- To be done:
[A] In the article on the Aceh peace talks, how many schools in the province had been razed by the Tuesday after Jakarta imposed martial law?
[B] Continue the article on the Aceh peace talks, starting after its final sentence.

- Supplied text:

>> Start

PEACE talks between the Indonesian government and the Gerakan Aceh Merdeka (Free Aceh Movement, or GAM) collapsed noisily in Tokyo last Sunday.  

Within hours, Jakarta returned to its 27-year civil war with Acehnese partisans, with the combined assaults by aircraft, warships, paramilitary forces and police mounting the most serious incursion since the invasion of East Timor in 1975. 

In 1959, Aceh was granted “special autonomy” status, and with it Jakarta acknowledged that Aceh’s origins as a part of the unitary Indonesian state were somewhat different from those of other provinces.  

But local discontent simmered over continued economic disadvantages amplified by cultural differences, and the official declaration of autonomy was seen as mere tokenism. 

The period that followed saw the failure of Tengku Hasan Tiro, descendant of the last Sultan of Aceh and a leading Acehnese activist, to develop Aceh with his entrepreneurial energies because of obstacles in Jakarta. GAM was then formed in 1976 to pursue Acehnese independence through armed struggle. 

In efforts to head off Acehnese separatism, former Indonesian President Abdurrahman Wahid drafted a “special autonomy law” which his successor Megawati Sukarnoputri formalised. GAM seeks either full implementation of this law or the granting of full-fledged independence, none of which has happened or seems likely. 

Although President Megawati is known to be a staunch opponent of separatism, her government prefers a working autonomy to complete independence. Its readiness to compromise could also be recognition of Acehnese realities: over the years, GAM’s original 150 combatants have grown to some 5,000 today. 

And yet the prospects for GAM’s demands do not seem promising at all. The Indonesian elite is still smarting from the recent “loss” of East Timor, Megawati herself is close to the Indonesian military (TNI) with its many hawkish elements, and there is a sense in much of the country that most people are against secessionism. 

So the Tokyo talks opened last week with little optimism, after postponement in April following two years of arrangements. This stage of the peace process was supposed to follow from the Cessation of Hostilities Agreement (CoHA) signed in Geneva last December, but even that document was weak and ineffectual. 

From the beginning, key points in the CoHA proved intractable and were never properly addressed or resolved. The terms of the negotiations were vague, conditions for the disarmament phase obscure, and the prospect of local elections in Aceh remained undetermined. 

It seemed that few, if anyone, gave the Tokyo talks a serious chance to succeed. Over the past five months, both sides talked around peace without talking so much about it, playing to an encouraging international gallery while reports told of secret procurements of additional arms. 

Acehnese civilians in particular continue to bear the brunt of hostilities: most of the 10,000-plus killed since 1976 have been non-combatants. Already victim to decades of economic deprivation, they suffer further abuse, torture and summary killings. 

Even Acehnese children have suffered educational losses with the razing of 185 schools in the province by last Tuesday, just one day after Jakarta imposed martial law. The vicious cycle of violence and despair continues to be both self-fulfilling and depressing. 

Over a full decade to 2001, exports from Aceh dropped by nearly 80%. All approved investment in the province has been declining consistently since 1998, with domestic investment alone plunging by 99% in just two years. 

The view from Jakarta could be that these pressures might weaken GAM and its demands. But the feeling on the ground in Aceh seemed just the opposite: that recent experience only confirms the need to fight harder or bargain more resolutely at the negotiating table.

>> End

- Data listing:
>> Start

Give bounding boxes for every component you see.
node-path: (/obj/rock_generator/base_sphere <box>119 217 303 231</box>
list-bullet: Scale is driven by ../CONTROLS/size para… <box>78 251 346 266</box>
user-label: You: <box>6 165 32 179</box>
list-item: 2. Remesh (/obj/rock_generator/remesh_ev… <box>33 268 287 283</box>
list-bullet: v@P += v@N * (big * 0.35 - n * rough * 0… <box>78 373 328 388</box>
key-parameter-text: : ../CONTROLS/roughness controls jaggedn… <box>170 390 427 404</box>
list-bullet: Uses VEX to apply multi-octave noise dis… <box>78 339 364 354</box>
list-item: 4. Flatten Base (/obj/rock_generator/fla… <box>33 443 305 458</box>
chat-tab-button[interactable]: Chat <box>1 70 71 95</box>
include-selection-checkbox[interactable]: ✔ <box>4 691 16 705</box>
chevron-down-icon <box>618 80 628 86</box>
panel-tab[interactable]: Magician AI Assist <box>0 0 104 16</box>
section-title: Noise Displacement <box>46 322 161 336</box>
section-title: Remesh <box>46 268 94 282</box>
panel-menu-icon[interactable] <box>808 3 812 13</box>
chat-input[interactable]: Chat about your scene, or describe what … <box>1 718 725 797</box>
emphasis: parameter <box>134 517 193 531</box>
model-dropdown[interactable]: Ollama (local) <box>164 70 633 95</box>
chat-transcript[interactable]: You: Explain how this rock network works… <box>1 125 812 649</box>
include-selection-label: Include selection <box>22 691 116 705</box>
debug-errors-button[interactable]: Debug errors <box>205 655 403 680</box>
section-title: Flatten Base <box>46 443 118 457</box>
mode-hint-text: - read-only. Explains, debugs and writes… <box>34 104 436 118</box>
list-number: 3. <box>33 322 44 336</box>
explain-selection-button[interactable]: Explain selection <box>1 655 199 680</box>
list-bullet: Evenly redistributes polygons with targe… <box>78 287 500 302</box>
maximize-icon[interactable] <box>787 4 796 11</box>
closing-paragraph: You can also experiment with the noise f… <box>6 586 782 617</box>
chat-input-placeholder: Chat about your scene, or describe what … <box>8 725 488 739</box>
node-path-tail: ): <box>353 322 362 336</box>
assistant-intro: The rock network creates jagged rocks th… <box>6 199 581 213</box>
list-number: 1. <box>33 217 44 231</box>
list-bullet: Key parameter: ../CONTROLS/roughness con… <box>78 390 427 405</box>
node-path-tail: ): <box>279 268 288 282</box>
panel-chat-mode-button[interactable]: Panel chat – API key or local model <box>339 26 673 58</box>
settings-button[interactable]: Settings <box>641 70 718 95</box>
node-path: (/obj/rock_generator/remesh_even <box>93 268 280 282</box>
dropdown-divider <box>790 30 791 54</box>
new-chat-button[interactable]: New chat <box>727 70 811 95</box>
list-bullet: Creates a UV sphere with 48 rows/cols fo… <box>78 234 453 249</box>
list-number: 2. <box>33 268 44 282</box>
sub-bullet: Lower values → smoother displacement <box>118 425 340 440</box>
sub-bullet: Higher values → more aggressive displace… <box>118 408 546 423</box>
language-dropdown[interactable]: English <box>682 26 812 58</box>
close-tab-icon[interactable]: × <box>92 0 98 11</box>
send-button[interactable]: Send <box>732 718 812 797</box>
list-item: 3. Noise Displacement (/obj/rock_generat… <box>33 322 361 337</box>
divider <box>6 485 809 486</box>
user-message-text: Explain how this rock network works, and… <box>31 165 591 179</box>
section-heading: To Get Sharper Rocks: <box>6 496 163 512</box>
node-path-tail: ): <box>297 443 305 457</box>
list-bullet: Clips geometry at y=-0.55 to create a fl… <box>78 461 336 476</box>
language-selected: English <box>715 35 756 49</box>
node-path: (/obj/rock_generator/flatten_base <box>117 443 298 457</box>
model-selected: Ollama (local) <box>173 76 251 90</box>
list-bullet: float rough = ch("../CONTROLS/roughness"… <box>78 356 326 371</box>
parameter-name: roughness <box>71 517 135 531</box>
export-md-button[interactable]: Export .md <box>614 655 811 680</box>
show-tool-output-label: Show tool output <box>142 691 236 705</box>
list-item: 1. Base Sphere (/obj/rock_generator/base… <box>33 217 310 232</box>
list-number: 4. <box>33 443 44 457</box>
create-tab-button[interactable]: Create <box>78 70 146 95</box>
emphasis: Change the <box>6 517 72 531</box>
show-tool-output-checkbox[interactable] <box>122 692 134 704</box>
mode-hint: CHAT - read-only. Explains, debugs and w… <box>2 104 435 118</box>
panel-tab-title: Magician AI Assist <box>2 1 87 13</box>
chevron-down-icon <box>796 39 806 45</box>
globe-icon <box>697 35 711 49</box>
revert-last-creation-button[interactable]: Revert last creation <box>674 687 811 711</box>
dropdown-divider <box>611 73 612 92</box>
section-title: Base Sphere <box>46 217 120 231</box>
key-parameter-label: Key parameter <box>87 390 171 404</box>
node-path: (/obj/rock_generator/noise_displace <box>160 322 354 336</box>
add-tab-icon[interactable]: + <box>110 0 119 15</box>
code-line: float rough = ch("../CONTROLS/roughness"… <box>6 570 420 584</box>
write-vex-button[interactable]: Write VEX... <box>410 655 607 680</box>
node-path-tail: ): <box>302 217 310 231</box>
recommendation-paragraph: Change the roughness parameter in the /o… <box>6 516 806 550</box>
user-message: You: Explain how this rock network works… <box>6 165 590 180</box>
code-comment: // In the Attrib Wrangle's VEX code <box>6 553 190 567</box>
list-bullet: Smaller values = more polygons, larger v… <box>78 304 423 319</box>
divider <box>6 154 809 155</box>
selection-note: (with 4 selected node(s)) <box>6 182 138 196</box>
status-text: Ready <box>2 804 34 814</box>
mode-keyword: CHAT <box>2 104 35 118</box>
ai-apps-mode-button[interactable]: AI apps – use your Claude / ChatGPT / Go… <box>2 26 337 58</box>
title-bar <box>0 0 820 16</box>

>> End

- Answers per task:
[A] 185 schools.

[B]
Just before the Tokyo talks, Jakarta produced some preconditions: that GAM disarms, and drops all demands for independence by accepting autonomy instead. GAM rejected those preconditions, and found five of its officials arrested in mid-May on their way to the airport to attend the talks. 

Those arrests, and the subsequent re-arrests three days later after the Tokyo talks failed, created bad blood between GAM and Jakarta. These issues continue to add to festering problems like non-investigated allegations of human rights violations by the TNI, which need to be resolved as part of a peace settlement. 

The present desperation over Aceh stems from two conflicts being waged simultaneously. There is the fight over the political argument of Acehnese nationalism, and then there is the battle over the process of arriving at any settlement of that argument. 

None of those struggles seems likely to be resolved any time soon, especially given the scale of the TNI’s assault on Aceh over the past week. Yet some observers both within and outside Indonesia believe there is hope of a ceasefire and renewed talks in the coming months, with the current onslaught buying Jakarta more bargaining power. 

The multiple sets of confusion now spanning Jakarta and Banda Aceh cover both ends and means. What exactly is the purpose of the TNI’s operations, and is a scorched earth policy the best way to achieve the desired objective?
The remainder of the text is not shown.